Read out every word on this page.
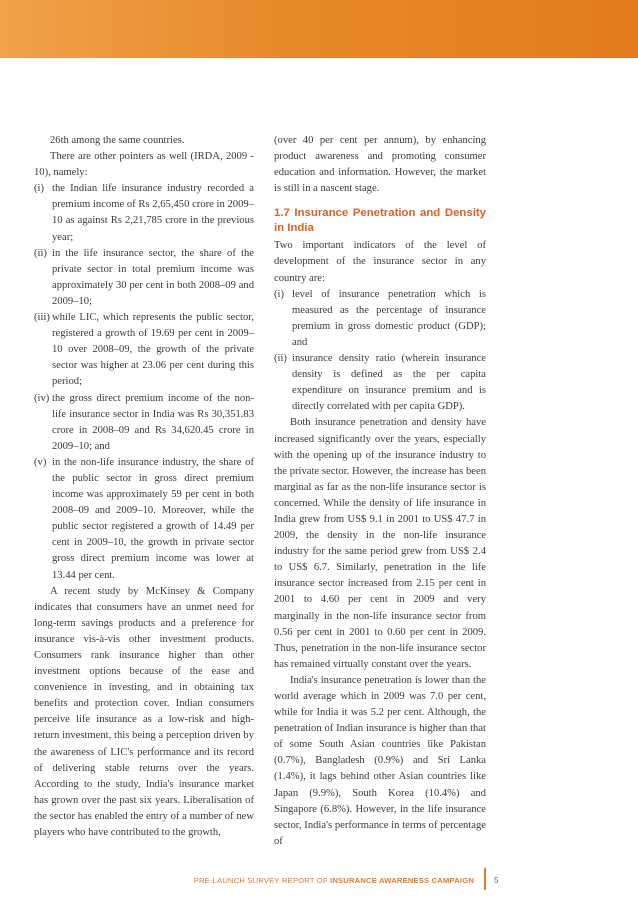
26th among the same countries.

There are other pointers as well (IRDA, 2009 - 10), namely:

(i) the Indian life insurance industry recorded a premium income of Rs 2,65,450 crore in 2009–10 as against Rs 2,21,785 crore in the previous year;
(ii) in the life insurance sector, the share of the private sector in total premium income was approximately 30 per cent in both 2008–09 and 2009–10;
(iii) while LIC, which represents the public sector, registered a growth of 19.69 per cent in 2009–10 over 2008–09, the growth of the private sector was higher at 23.06 per cent during this period;
(iv) the gross direct premium income of the non-life insurance sector in India was Rs 30,351.83 crore in 2008–09 and Rs 34,620.45 crore in 2009–10; and
(v) in the non-life insurance industry, the share of the public sector in gross direct premium income was approximately 59 per cent in both 2008–09 and 2009–10. Moreover, while the public sector registered a growth of 14.49 per cent in 2009–10, the growth in private sector gross direct premium income was lower at 13.44 per cent.

A recent study by McKinsey & Company indicates that consumers have an unmet need for long-term savings products and a preference for insurance vis-à-vis other investment products. Consumers rank insurance higher than other investment options because of the ease and convenience in investing, and in obtaining tax benefits and protection cover. Indian consumers perceive life insurance as a low-risk and high-return investment, this being a perception driven by the awareness of LIC's performance and its record of delivering stable returns over the years. According to the study, India's insurance market has grown over the past six years. Liberalisation of the sector has enabled the entry of a number of new players who have contributed to the growth,

(over 40 per cent per annum), by enhancing product awareness and promoting consumer education and information. However, the market is still in a nascent stage.

1.7 Insurance Penetration and Density in India

Two important indicators of the level of development of the insurance sector in any country are:

(i) level of insurance penetration which is measured as the percentage of insurance premium in gross domestic product (GDP); and
(ii) insurance density ratio (wherein insurance density is defined as the per capita expenditure on insurance premium and is directly correlated with per capita GDP).

Both insurance penetration and density have increased significantly over the years, especially with the opening up of the insurance industry to the private sector. However, the increase has been marginal as far as the non-life insurance sector is concerned. While the density of life insurance in India grew from US$ 9.1 in 2001 to US$ 47.7 in 2009, the density in the non-life insurance industry for the same period grew from US$ 2.4 to US$ 6.7. Similarly, penetration in the life insurance sector increased from 2.15 per cent in 2001 to 4.60 per cent in 2009 and very marginally in the non-life insurance sector from 0.56 per cent in 2001 to 0.60 per cent in 2009. Thus, penetration in the non-life insurance sector has remained virtually constant over the years.

India's insurance penetration is lower than the world average which in 2009 was 7.0 per cent, while for India it was 5.2 per cent. Although, the penetration of Indian insurance is higher than that of some South Asian countries like Pakistan (0.7%), Bangladesh (0.9%) and Sri Lanka (1.4%), it lags behind other Asian countries like Japan (9.9%), South Korea (10.4%) and Singapore (6.8%). However, in the life insurance sector, India's performance in terms of percentage of

PRE-LAUNCH SURVEY REPORT OF INSURANCE AWARENESS CAMPAIGN	5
------------------------------------------------------------
_AIM OF THE TASK_.
Gather up, from the records above, each line where the word "approximately" appears.

_WORKED ANSWER_.
(ii) in the life insurance sector, the share of the private sector in total premium income was approximately 30 per cent in both 2008–09 and 2009–10;
(v) in the non-life insurance industry, the share of the public sector in gross direct premium income was approximately 59 per cent in both 2008–09 and 2009–10. Moreover, while the public sector registered a growth of 14.49 per cent in 2009–10, the growth in private sector gross direct premium income was lower at 13.44 per cent.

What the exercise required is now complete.